* Entries *
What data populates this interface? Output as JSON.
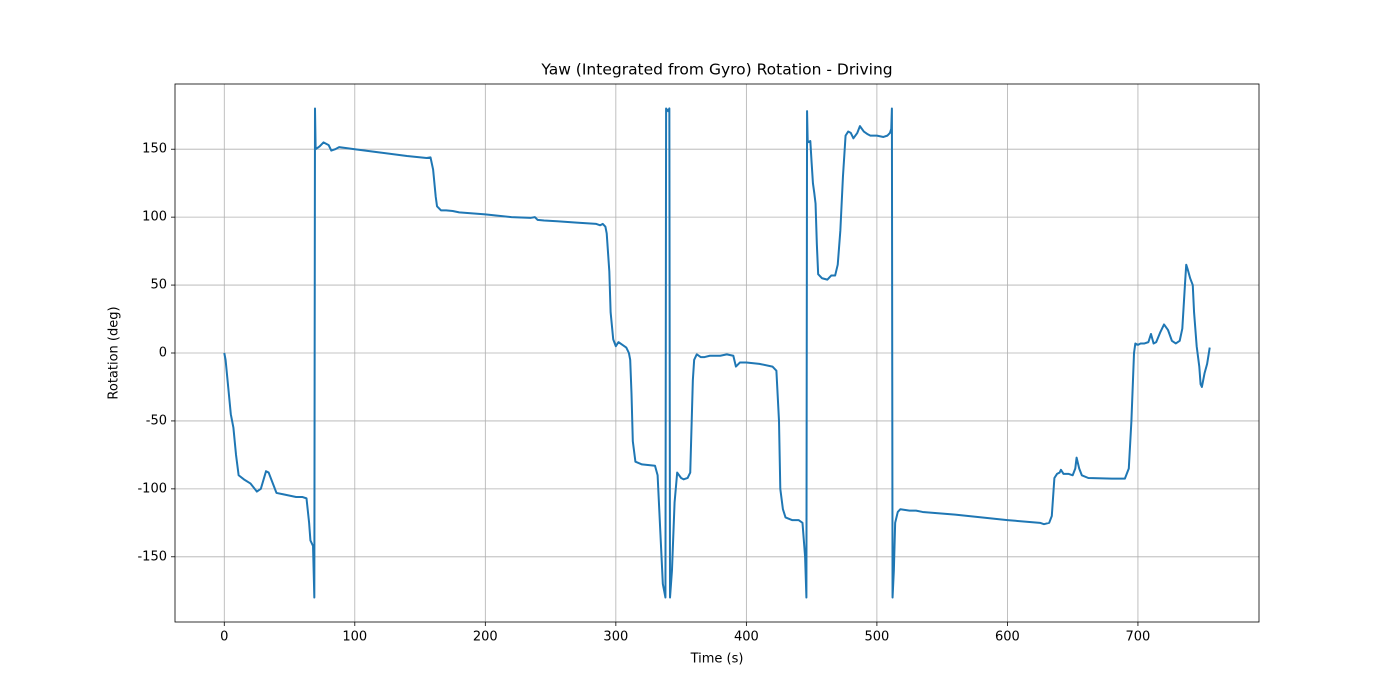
{
  "chart_data": {
    "type": "line",
    "title": "Yaw (Integrated from Gyro) Rotation - Driving",
    "xlabel": "Time (s)",
    "ylabel": "Rotation (deg)",
    "color": "#1f77b4",
    "grid": true,
    "xlim": [
      -37.75,
      792.75
    ],
    "xticks": [
      0,
      100,
      200,
      300,
      400,
      500,
      600,
      700
    ],
    "ylim": [
      -198,
      198
    ],
    "yticks": [
      -150,
      -100,
      -50,
      0,
      50,
      100,
      150
    ],
    "x": [
      0,
      1,
      3,
      5,
      7,
      9,
      11,
      15,
      20,
      25,
      28,
      32,
      34,
      38,
      40,
      45,
      50,
      55,
      60,
      63,
      65,
      66,
      68,
      69,
      69.5,
      70,
      73,
      76,
      80,
      82,
      85,
      88,
      100,
      120,
      140,
      155,
      158,
      160,
      162,
      163,
      166,
      170,
      175,
      180,
      200,
      220,
      235,
      238,
      240,
      245,
      255,
      270,
      285,
      288,
      290,
      292,
      293,
      295,
      296,
      298,
      300,
      302,
      305,
      308,
      310,
      311,
      312,
      313,
      315,
      320,
      330,
      332,
      334,
      336,
      338,
      338.5,
      340,
      341,
      341.5,
      343,
      345,
      347,
      350,
      352,
      355,
      357,
      359,
      360,
      362,
      365,
      368,
      372,
      380,
      385,
      390,
      392,
      395,
      400,
      410,
      420,
      423,
      425,
      426,
      428,
      430,
      435,
      440,
      443,
      445,
      446,
      446.5,
      447,
      449,
      450,
      451,
      452,
      453,
      454,
      455,
      458,
      462,
      465,
      468,
      470,
      472,
      474,
      476,
      478,
      480,
      482,
      485,
      487,
      490,
      493,
      495,
      500,
      505,
      508,
      510,
      511,
      511.5,
      512,
      513,
      514,
      516,
      518,
      525,
      530,
      535,
      560,
      600,
      625,
      628,
      632,
      634,
      636,
      638,
      640,
      641,
      643,
      647,
      650,
      652,
      653,
      655,
      657,
      662,
      680,
      690,
      693,
      695,
      697,
      698,
      700,
      702,
      705,
      708,
      710,
      712,
      714,
      717,
      720,
      723,
      726,
      729,
      732,
      734,
      736,
      737,
      738,
      740,
      742,
      743,
      745,
      747,
      748,
      749,
      751,
      753,
      755
    ],
    "values": [
      0,
      -5,
      -25,
      -45,
      -55,
      -75,
      -90,
      -93,
      -96,
      -102,
      -100,
      -87,
      -88,
      -98,
      -103,
      -104,
      -105,
      -106,
      -106,
      -107,
      -125,
      -138,
      -142,
      -180,
      180,
      150,
      152,
      155,
      153,
      149,
      150,
      151.5,
      150,
      147.5,
      145,
      143.5,
      144,
      135,
      115,
      108,
      105,
      105,
      104.5,
      103.5,
      102,
      100,
      99.5,
      100,
      98,
      97.5,
      97,
      96,
      95,
      94,
      95,
      93,
      88,
      60,
      30,
      10,
      5,
      8,
      6,
      4,
      0,
      -5,
      -30,
      -65,
      -80,
      -82,
      -83,
      -90,
      -130,
      -170,
      -180,
      180,
      178,
      180,
      -180,
      -160,
      -110,
      -88,
      -92,
      -93,
      -92,
      -88,
      -20,
      -5,
      -1,
      -3,
      -3,
      -2,
      -2,
      -1,
      -2,
      -10,
      -7,
      -7,
      -8,
      -10,
      -13,
      -50,
      -100,
      -115,
      -121,
      -123,
      -123,
      -125,
      -150,
      -180,
      178,
      155,
      156,
      140,
      125,
      118,
      110,
      80,
      58,
      55,
      54,
      57,
      57,
      65,
      90,
      130,
      160,
      163,
      162,
      158,
      162,
      167,
      163,
      161,
      160,
      160,
      159,
      160,
      162,
      165,
      180,
      -180,
      -160,
      -125,
      -117,
      -115,
      -116,
      -116,
      -117,
      -119,
      -123,
      -125,
      -126,
      -125,
      -120,
      -92,
      -89,
      -88,
      -86,
      -89,
      -89,
      -90,
      -85,
      -77,
      -85,
      -90,
      -92,
      -92.5,
      -92.5,
      -85,
      -50,
      0,
      7,
      6,
      7,
      7,
      8,
      14,
      7,
      8,
      15,
      21,
      17,
      9,
      7,
      9,
      18,
      50,
      65,
      62,
      55,
      50,
      30,
      5,
      -10,
      -23,
      -25,
      -15,
      -8,
      4
    ]
  }
}
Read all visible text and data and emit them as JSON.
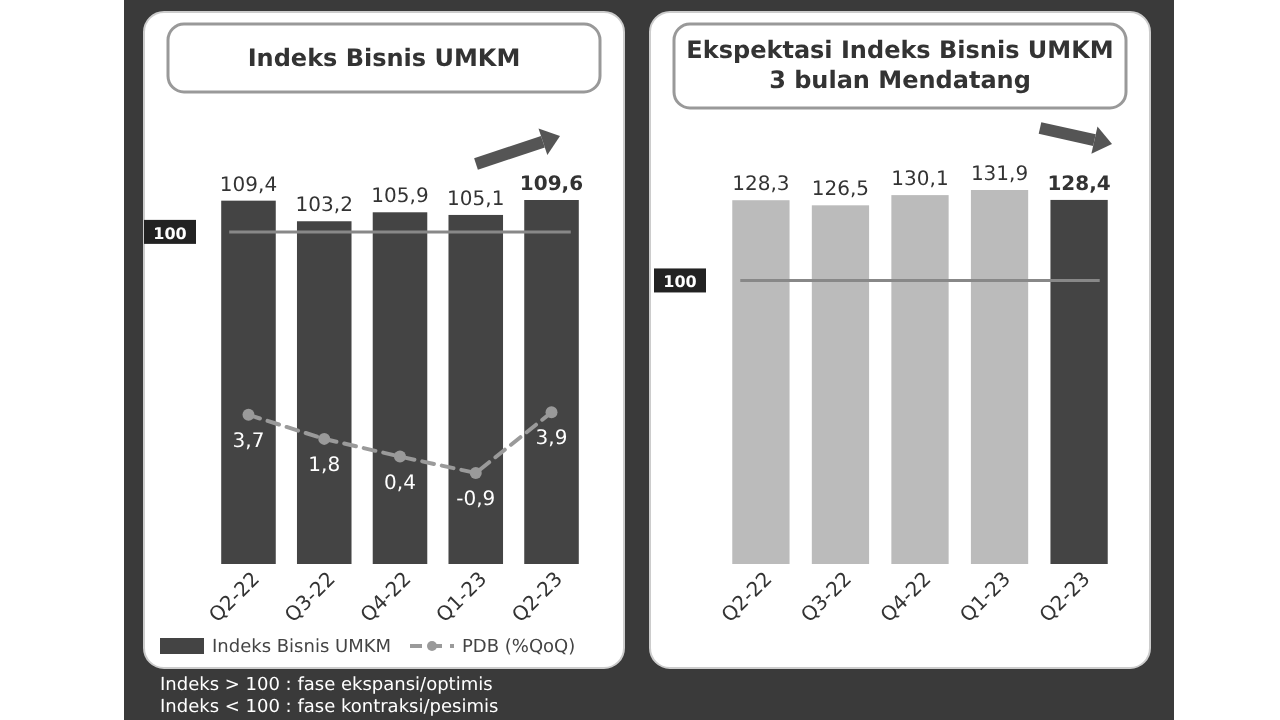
{
  "chart_data": [
    {
      "type": "bar",
      "title": "Indeks Bisnis UMKM",
      "categories": [
        "Q2-22",
        "Q3-22",
        "Q4-22",
        "Q1-23",
        "Q2-23"
      ],
      "series": [
        {
          "name": "Indeks Bisnis UMKM",
          "color": "#444444",
          "values": [
            109.4,
            103.2,
            105.9,
            105.1,
            109.6
          ],
          "value_labels": [
            "109,4",
            "103,2",
            "105,9",
            "105,1",
            "109,6"
          ]
        },
        {
          "name": "PDB (%QoQ)",
          "type": "line",
          "axis": "y2",
          "color": "#9a9a9a",
          "marker": "circle",
          "line_style": "dashed",
          "values": [
            3.7,
            1.8,
            0.4,
            -0.9,
            3.9
          ],
          "value_labels": [
            "3,7",
            "1,8",
            "0,4",
            "-0,9",
            "3,9"
          ]
        }
      ],
      "grid": false,
      "legend": "bottom",
      "ref_lines": [
        {
          "axis": "y",
          "value": 100,
          "label": "100",
          "color": "#888888"
        }
      ],
      "annotations": [
        "Indeks > 100 : fase ekspansi/optimis",
        "Indeks < 100 : fase kontraksi/pesimis"
      ]
    },
    {
      "type": "bar",
      "title": "Ekspektasi Indeks Bisnis UMKM\n3 bulan Mendatang",
      "categories": [
        "Q2-22",
        "Q3-22",
        "Q4-22",
        "Q1-23",
        "Q2-23"
      ],
      "series": [
        {
          "colors": [
            "#bbbbbb",
            "#bbbbbb",
            "#bbbbbb",
            "#bbbbbb",
            "#444444"
          ],
          "values": [
            128.3,
            126.5,
            130.1,
            131.9,
            128.4
          ],
          "value_labels": [
            "128,3",
            "126,5",
            "130,1",
            "131,9",
            "128,4"
          ]
        }
      ],
      "grid": false,
      "ref_lines": [
        {
          "axis": "y",
          "value": 100,
          "label": "100",
          "color": "#888888"
        }
      ]
    }
  ]
}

* Work to do *
Reproduce the full listing above verbatim, with no pictures included.

* Exercise answer *
What data populates this interface? Output as JSON.
{
  "chart_data": {
    "type": "line",
    "title": "Yaw (Integrated from Gyro) Rotation - Driving",
    "xlabel": "Time (s)",
    "ylabel": "Rotation (deg)",
    "color": "#1f77b4",
    "grid": true,
    "xlim": [
      -37.75,
      792.75
    ],
    "xticks": [
      0,
      100,
      200,
      300,
      400,
      500,
      600,
      700
    ],
    "ylim": [
      -198,
      198
    ],
    "yticks": [
      -150,
      -100,
      -50,
      0,
      50,
      100,
      150
    ],
    "x": [
      0,
      1,
      3,
      5,
      7,
      9,
      11,
      15,
      20,
      25,
      28,
      32,
      34,
      38,
      40,
      45,
      50,
      55,
      60,
      63,
      65,
      66,
      68,
      69,
      69.5,
      70,
      73,
      76,
      80,
      82,
      85,
      88,
      100,
      120,
      140,
      155,
      158,
      160,
      162,
      163,
      166,
      170,
      175,
      180,
      200,
      220,
      235,
      238,
      240,
      245,
      255,
      270,
      285,
      288,
      290,
      292,
      293,
      295,
      296,
      298,
      300,
      302,
      305,
      308,
      310,
      311,
      312,
      313,
      315,
      320,
      330,
      332,
      334,
      336,
      338,
      338.5,
      340,
      341,
      341.5,
      343,
      345,
      347,
      350,
      352,
      355,
      357,
      359,
      360,
      362,
      365,
      368,
      372,
      380,
      385,
      390,
      392,
      395,
      400,
      410,
      420,
      423,
      425,
      426,
      428,
      430,
      435,
      440,
      443,
      445,
      446,
      446.5,
      447,
      449,
      450,
      451,
      452,
      453,
      454,
      455,
      458,
      462,
      465,
      468,
      470,
      472,
      474,
      476,
      478,
      480,
      482,
      485,
      487,
      490,
      493,
      495,
      500,
      505,
      508,
      510,
      511,
      511.5,
      512,
      513,
      514,
      516,
      518,
      525,
      530,
      535,
      560,
      600,
      625,
      628,
      632,
      634,
      636,
      638,
      640,
      641,
      643,
      647,
      650,
      652,
      653,
      655,
      657,
      662,
      680,
      690,
      693,
      695,
      697,
      698,
      700,
      702,
      705,
      708,
      710,
      712,
      714,
      717,
      720,
      723,
      726,
      729,
      732,
      734,
      736,
      737,
      738,
      740,
      742,
      743,
      745,
      747,
      748,
      749,
      751,
      753,
      755
    ],
    "values": [
      0,
      -5,
      -25,
      -45,
      -55,
      -75,
      -90,
      -93,
      -96,
      -102,
      -100,
      -87,
      -88,
      -98,
      -103,
      -104,
      -105,
      -106,
      -106,
      -107,
      -125,
      -138,
      -142,
      -180,
      180,
      150,
      152,
      155,
      153,
      149,
      150,
      151.5,
      150,
      147.5,
      145,
      143.5,
      144,
      135,
      115,
      108,
      105,
      105,
      104.5,
      103.5,
      102,
      100,
      99.5,
      100,
      98,
      97.5,
      97,
      96,
      95,
      94,
      95,
      93,
      88,
      60,
      30,
      10,
      5,
      8,
      6,
      4,
      0,
      -5,
      -30,
      -65,
      -80,
      -82,
      -83,
      -90,
      -130,
      -170,
      -180,
      180,
      178,
      180,
      -180,
      -160,
      -110,
      -88,
      -92,
      -93,
      -92,
      -88,
      -20,
      -5,
      -1,
      -3,
      -3,
      -2,
      -2,
      -1,
      -2,
      -10,
      -7,
      -7,
      -8,
      -10,
      -13,
      -50,
      -100,
      -115,
      -121,
      -123,
      -123,
      -125,
      -150,
      -180,
      178,
      155,
      156,
      140,
      125,
      118,
      110,
      80,
      58,
      55,
      54,
      57,
      57,
      65,
      90,
      130,
      160,
      163,
      162,
      158,
      162,
      167,
      163,
      161,
      160,
      160,
      159,
      160,
      162,
      165,
      180,
      -180,
      -160,
      -125,
      -117,
      -115,
      -116,
      -116,
      -117,
      -119,
      -123,
      -125,
      -126,
      -125,
      -120,
      -92,
      -89,
      -88,
      -86,
      -89,
      -89,
      -90,
      -85,
      -77,
      -85,
      -90,
      -92,
      -92.5,
      -92.5,
      -85,
      -50,
      0,
      7,
      6,
      7,
      7,
      8,
      14,
      7,
      8,
      15,
      21,
      17,
      9,
      7,
      9,
      18,
      50,
      65,
      62,
      55,
      50,
      30,
      5,
      -10,
      -23,
      -25,
      -15,
      -8,
      4
    ]
  }
}
Read all visible text and data and emit them as JSON.
{
  "chart_data": [
    {
      "type": "bar",
      "title": "Indeks Bisnis UMKM",
      "categories": [
        "Q2-22",
        "Q3-22",
        "Q4-22",
        "Q1-23",
        "Q2-23"
      ],
      "series": [
        {
          "name": "Indeks Bisnis UMKM",
          "color": "#444444",
          "values": [
            109.4,
            103.2,
            105.9,
            105.1,
            109.6
          ],
          "value_labels": [
            "109,4",
            "103,2",
            "105,9",
            "105,1",
            "109,6"
          ]
        },
        {
          "name": "PDB (%QoQ)",
          "type": "line",
          "axis": "y2",
          "color": "#9a9a9a",
          "marker": "circle",
          "line_style": "dashed",
          "values": [
            3.7,
            1.8,
            0.4,
            -0.9,
            3.9
          ],
          "value_labels": [
            "3,7",
            "1,8",
            "0,4",
            "-0,9",
            "3,9"
          ]
        }
      ],
      "grid": false,
      "legend": "bottom",
      "ref_lines": [
        {
          "axis": "y",
          "value": 100,
          "label": "100",
          "color": "#888888"
        }
      ],
      "annotations": [
        "Indeks > 100 : fase ekspansi/optimis",
        "Indeks < 100 : fase kontraksi/pesimis"
      ]
    },
    {
      "type": "bar",
      "title": "Ekspektasi Indeks Bisnis UMKM\n3 bulan Mendatang",
      "categories": [
        "Q2-22",
        "Q3-22",
        "Q4-22",
        "Q1-23",
        "Q2-23"
      ],
      "series": [
        {
          "colors": [
            "#bbbbbb",
            "#bbbbbb",
            "#bbbbbb",
            "#bbbbbb",
            "#444444"
          ],
          "values": [
            128.3,
            126.5,
            130.1,
            131.9,
            128.4
          ],
          "value_labels": [
            "128,3",
            "126,5",
            "130,1",
            "131,9",
            "128,4"
          ]
        }
      ],
      "grid": false,
      "ref_lines": [
        {
          "axis": "y",
          "value": 100,
          "label": "100",
          "color": "#888888"
        }
      ]
    }
  ]
}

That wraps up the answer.